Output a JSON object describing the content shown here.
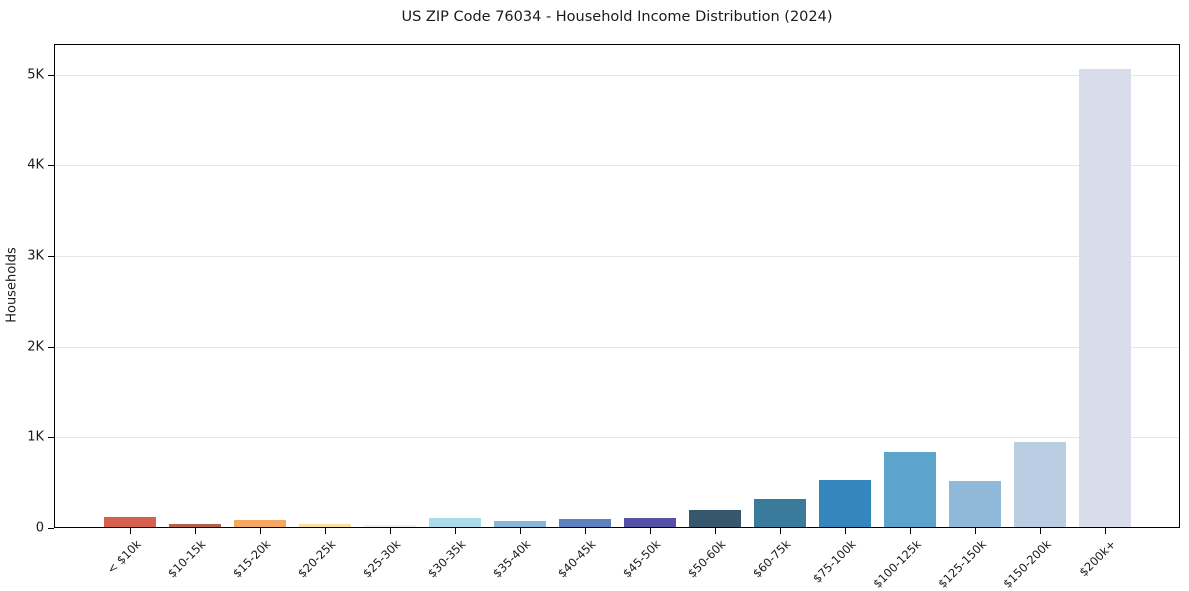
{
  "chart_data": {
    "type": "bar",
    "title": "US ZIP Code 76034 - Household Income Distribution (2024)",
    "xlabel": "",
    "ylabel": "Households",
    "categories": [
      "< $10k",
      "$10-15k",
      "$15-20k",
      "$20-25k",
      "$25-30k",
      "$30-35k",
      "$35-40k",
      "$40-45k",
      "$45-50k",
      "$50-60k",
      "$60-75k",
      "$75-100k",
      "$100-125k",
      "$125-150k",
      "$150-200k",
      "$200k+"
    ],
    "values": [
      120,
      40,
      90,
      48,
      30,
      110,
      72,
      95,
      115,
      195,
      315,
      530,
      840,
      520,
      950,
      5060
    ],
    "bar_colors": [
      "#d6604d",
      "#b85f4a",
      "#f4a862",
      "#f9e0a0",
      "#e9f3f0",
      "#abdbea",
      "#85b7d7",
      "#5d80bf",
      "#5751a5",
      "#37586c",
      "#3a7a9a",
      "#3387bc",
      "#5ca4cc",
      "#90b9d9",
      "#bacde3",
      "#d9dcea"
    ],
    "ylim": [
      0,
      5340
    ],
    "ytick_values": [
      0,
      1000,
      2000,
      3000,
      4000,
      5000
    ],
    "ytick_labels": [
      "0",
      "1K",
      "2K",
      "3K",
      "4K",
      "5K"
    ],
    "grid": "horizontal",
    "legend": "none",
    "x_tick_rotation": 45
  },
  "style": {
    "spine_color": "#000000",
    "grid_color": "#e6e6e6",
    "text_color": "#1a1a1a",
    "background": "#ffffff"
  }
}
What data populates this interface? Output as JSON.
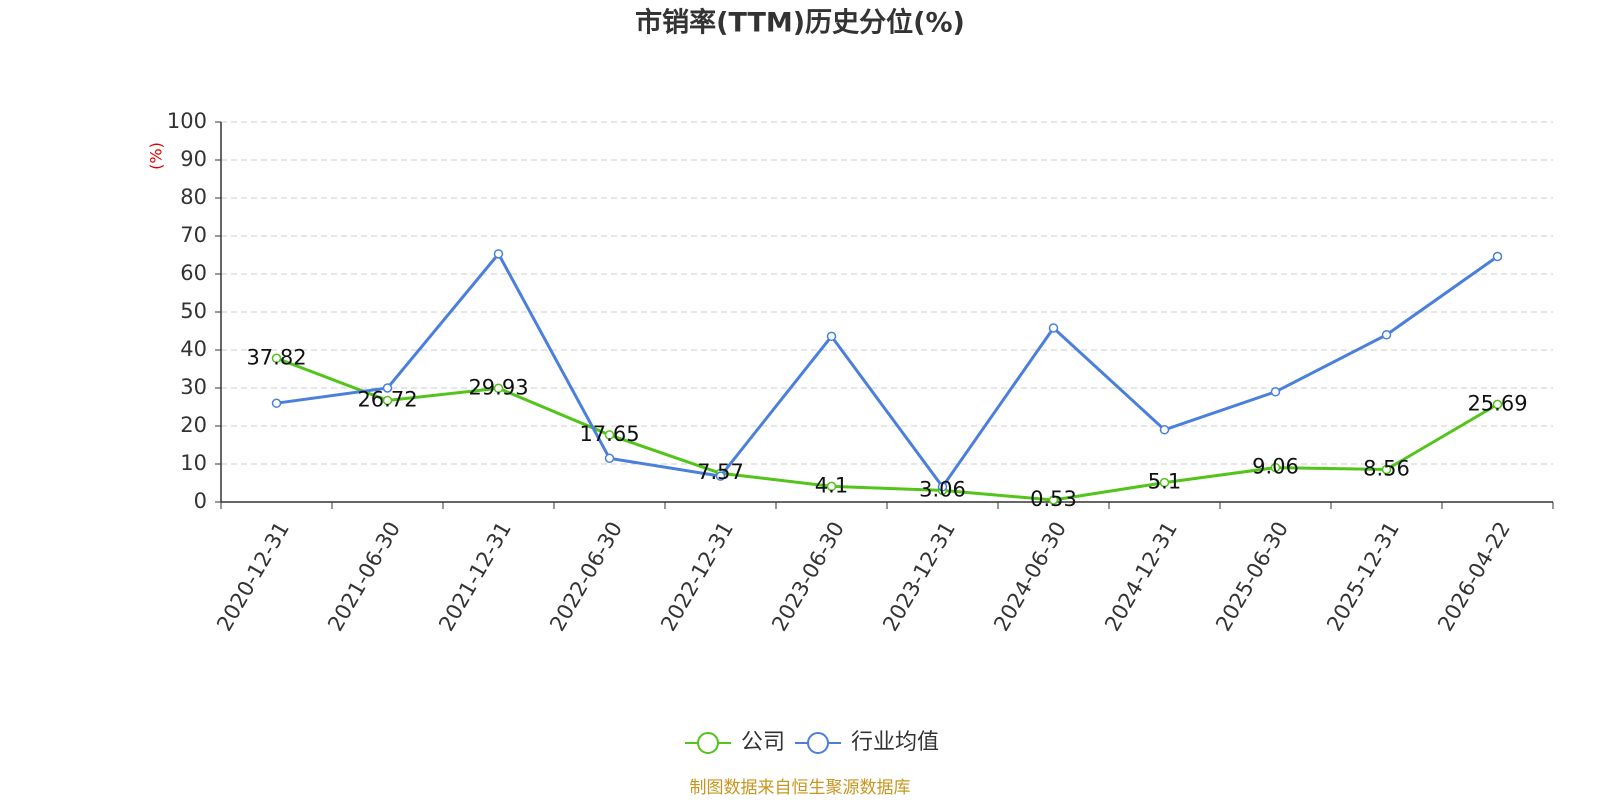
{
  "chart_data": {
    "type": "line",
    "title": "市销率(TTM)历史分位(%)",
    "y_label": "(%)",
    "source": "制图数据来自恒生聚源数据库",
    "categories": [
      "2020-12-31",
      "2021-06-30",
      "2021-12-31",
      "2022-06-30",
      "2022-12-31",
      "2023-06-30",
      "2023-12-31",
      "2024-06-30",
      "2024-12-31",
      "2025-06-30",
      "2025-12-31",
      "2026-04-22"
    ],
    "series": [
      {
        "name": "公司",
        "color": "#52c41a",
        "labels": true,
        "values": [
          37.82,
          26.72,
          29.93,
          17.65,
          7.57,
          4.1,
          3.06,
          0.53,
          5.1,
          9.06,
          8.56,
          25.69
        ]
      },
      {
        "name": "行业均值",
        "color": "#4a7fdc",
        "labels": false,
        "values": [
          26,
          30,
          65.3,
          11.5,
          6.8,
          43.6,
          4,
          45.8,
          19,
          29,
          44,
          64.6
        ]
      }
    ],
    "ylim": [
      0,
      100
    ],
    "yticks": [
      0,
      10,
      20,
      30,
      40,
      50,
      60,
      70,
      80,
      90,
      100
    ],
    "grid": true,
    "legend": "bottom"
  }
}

━━━━━━━━━━━━━━━━━━━━

- **Required work**
Every entry should be returned exactly as written, minus the pictures.

- **Result for this exercise**
Output a JSON object describing the content shown here.
{
  "chart_data": {
    "type": "bar",
    "title": "US ZIP Code 76034 - Household Income Distribution (2024)",
    "xlabel": "",
    "ylabel": "Households",
    "categories": [
      "< $10k",
      "$10-15k",
      "$15-20k",
      "$20-25k",
      "$25-30k",
      "$30-35k",
      "$35-40k",
      "$40-45k",
      "$45-50k",
      "$50-60k",
      "$60-75k",
      "$75-100k",
      "$100-125k",
      "$125-150k",
      "$150-200k",
      "$200k+"
    ],
    "values": [
      120,
      40,
      90,
      48,
      30,
      110,
      72,
      95,
      115,
      195,
      315,
      530,
      840,
      520,
      950,
      5060
    ],
    "bar_colors": [
      "#d6604d",
      "#b85f4a",
      "#f4a862",
      "#f9e0a0",
      "#e9f3f0",
      "#abdbea",
      "#85b7d7",
      "#5d80bf",
      "#5751a5",
      "#37586c",
      "#3a7a9a",
      "#3387bc",
      "#5ca4cc",
      "#90b9d9",
      "#bacde3",
      "#d9dcea"
    ],
    "ylim": [
      0,
      5340
    ],
    "ytick_values": [
      0,
      1000,
      2000,
      3000,
      4000,
      5000
    ],
    "ytick_labels": [
      "0",
      "1K",
      "2K",
      "3K",
      "4K",
      "5K"
    ],
    "grid": "horizontal",
    "legend": "none",
    "x_tick_rotation": 45
  },
  "style": {
    "spine_color": "#000000",
    "grid_color": "#e6e6e6",
    "text_color": "#1a1a1a",
    "background": "#ffffff"
  }
}
What data populates this interface? Output as JSON.
{
  "chart_data": {
    "type": "line",
    "title": "市销率(TTM)历史分位(%)",
    "y_label": "(%)",
    "source": "制图数据来自恒生聚源数据库",
    "categories": [
      "2020-12-31",
      "2021-06-30",
      "2021-12-31",
      "2022-06-30",
      "2022-12-31",
      "2023-06-30",
      "2023-12-31",
      "2024-06-30",
      "2024-12-31",
      "2025-06-30",
      "2025-12-31",
      "2026-04-22"
    ],
    "series": [
      {
        "name": "公司",
        "color": "#52c41a",
        "labels": true,
        "values": [
          37.82,
          26.72,
          29.93,
          17.65,
          7.57,
          4.1,
          3.06,
          0.53,
          5.1,
          9.06,
          8.56,
          25.69
        ]
      },
      {
        "name": "行业均值",
        "color": "#4a7fdc",
        "labels": false,
        "values": [
          26,
          30,
          65.3,
          11.5,
          6.8,
          43.6,
          4,
          45.8,
          19,
          29,
          44,
          64.6
        ]
      }
    ],
    "ylim": [
      0,
      100
    ],
    "yticks": [
      0,
      10,
      20,
      30,
      40,
      50,
      60,
      70,
      80,
      90,
      100
    ],
    "grid": true,
    "legend": "bottom"
  }
}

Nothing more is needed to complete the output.